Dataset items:
#####

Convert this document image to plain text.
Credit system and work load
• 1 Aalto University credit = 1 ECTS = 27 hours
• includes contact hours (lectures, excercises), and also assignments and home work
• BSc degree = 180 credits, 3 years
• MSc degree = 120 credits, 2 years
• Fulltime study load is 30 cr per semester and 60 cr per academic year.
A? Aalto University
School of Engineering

#####

Stated task
Every record above should be output exactly.

Task answer
Convert this document image to plain text.
Credit system and work load
• 1 Aalto University credit = 1 ECTS = 27 hours
• includes contact hours (lectures, excercises), and also assignments and home work
• BSc degree = 180 credits, 3 years
• MSc degree = 120 credits, 2 years
• Fulltime study load is 30 cr per semester and 60 cr per academic year.
A? Aalto University
School of Engineering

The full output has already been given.